## SUPPLIED RECORDS
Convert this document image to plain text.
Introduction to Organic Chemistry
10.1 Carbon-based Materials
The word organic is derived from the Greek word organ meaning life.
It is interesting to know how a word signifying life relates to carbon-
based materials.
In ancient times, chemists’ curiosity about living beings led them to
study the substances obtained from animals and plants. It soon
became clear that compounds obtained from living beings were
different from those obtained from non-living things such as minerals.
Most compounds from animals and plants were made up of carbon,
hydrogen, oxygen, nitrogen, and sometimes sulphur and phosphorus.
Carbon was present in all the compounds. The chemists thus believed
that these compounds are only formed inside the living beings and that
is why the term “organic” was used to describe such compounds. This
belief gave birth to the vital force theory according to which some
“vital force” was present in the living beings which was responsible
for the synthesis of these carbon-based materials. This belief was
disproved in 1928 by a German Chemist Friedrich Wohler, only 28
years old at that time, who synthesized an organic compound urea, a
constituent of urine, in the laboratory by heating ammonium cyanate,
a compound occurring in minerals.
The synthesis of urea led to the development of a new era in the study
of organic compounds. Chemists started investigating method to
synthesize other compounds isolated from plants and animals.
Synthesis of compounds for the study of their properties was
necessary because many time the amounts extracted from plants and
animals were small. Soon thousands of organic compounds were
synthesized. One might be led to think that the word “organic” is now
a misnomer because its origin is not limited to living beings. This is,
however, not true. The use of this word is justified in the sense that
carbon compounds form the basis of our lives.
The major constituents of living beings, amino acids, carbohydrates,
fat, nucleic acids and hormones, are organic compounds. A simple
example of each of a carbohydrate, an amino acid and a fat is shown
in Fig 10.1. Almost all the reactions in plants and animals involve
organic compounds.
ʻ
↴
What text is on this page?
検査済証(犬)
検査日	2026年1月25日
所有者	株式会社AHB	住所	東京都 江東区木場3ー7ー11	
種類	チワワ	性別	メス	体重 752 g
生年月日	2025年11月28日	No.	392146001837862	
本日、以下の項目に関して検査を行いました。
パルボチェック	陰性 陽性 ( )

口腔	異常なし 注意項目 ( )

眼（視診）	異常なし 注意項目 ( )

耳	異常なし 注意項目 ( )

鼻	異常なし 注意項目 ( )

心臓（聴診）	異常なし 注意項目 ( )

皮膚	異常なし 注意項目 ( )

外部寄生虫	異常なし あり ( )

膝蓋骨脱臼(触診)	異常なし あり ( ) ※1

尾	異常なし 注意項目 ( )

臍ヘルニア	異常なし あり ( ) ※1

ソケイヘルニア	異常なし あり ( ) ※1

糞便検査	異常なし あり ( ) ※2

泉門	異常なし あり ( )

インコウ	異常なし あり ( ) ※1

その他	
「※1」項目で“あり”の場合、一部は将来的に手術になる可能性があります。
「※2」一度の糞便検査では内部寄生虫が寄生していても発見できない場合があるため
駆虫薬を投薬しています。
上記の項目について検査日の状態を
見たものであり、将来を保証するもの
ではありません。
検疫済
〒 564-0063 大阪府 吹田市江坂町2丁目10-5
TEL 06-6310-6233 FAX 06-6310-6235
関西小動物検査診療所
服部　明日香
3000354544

## AIM OF THE EXERCISE
Extract each entry in full and write it down exactly.

## RESPONSE TO THIS EXERCISE
Convert this document image to plain text.
Introduction to Organic Chemistry
10.1 Carbon-based Materials
The word organic is derived from the Greek word organ meaning life.
It is interesting to know how a word signifying life relates to carbon-
based materials.
In ancient times, chemists’ curiosity about living beings led them to
study the substances obtained from animals and plants. It soon
became clear that compounds obtained from living beings were
different from those obtained from non-living things such as minerals.
Most compounds from animals and plants were made up of carbon,
hydrogen, oxygen, nitrogen, and sometimes sulphur and phosphorus.
Carbon was present in all the compounds. The chemists thus believed
that these compounds are only formed inside the living beings and that
is why the term “organic” was used to describe such compounds. This
belief gave birth to the vital force theory according to which some
“vital force” was present in the living beings which was responsible
for the synthesis of these carbon-based materials. This belief was
disproved in 1928 by a German Chemist Friedrich Wohler, only 28
years old at that time, who synthesized an organic compound urea, a
constituent of urine, in the laboratory by heating ammonium cyanate,
a compound occurring in minerals.
The synthesis of urea led to the development of a new era in the study
of organic compounds. Chemists started investigating method to
synthesize other compounds isolated from plants and animals.
Synthesis of compounds for the study of their properties was
necessary because many time the amounts extracted from plants and
animals were small. Soon thousands of organic compounds were
synthesized. One might be led to think that the word “organic” is now
a misnomer because its origin is not limited to living beings. This is,
however, not true. The use of this word is justified in the sense that
carbon compounds form the basis of our lives.
The major constituents of living beings, amino acids, carbohydrates,
fat, nucleic acids and hormones, are organic compounds. A simple
example of each of a carbohydrate, an amino acid and a fat is shown
in Fig 10.1. Almost all the reactions in plants and animals involve
organic compounds.
ʻ
↴
What text is on this page?
検査済証(犬)
検査日	2026年1月25日
所有者	株式会社AHB	住所	東京都 江東区木場3ー7ー11	
種類	チワワ	性別	メス	体重 752 g
生年月日	2025年11月28日	No.	392146001837862	
本日、以下の項目に関して検査を行いました。
パルボチェック	陰性 陽性 ( )

口腔	異常なし 注意項目 ( )

眼（視診）	異常なし 注意項目 ( )

耳	異常なし 注意項目 ( )

鼻	異常なし 注意項目 ( )

心臓（聴診）	異常なし 注意項目 ( )

皮膚	異常なし 注意項目 ( )

外部寄生虫	異常なし あり ( )

膝蓋骨脱臼(触診)	異常なし あり ( ) ※1

尾	異常なし 注意項目 ( )

臍ヘルニア	異常なし あり ( ) ※1

ソケイヘルニア	異常なし あり ( ) ※1

糞便検査	異常なし あり ( ) ※2

泉門	異常なし あり ( )

インコウ	異常なし あり ( ) ※1

その他	
「※1」項目で“あり”の場合、一部は将来的に手術になる可能性があります。
「※2」一度の糞便検査では内部寄生虫が寄生していても発見できない場合があるため
駆虫薬を投薬しています。
上記の項目について検査日の状態を
見たものであり、将来を保証するもの
ではありません。
検疫済
〒 564-0063 大阪府 吹田市江坂町2丁目10-5
TEL 06-6310-6233 FAX 06-6310-6235
関西小動物検査診療所
服部　明日香
3000354544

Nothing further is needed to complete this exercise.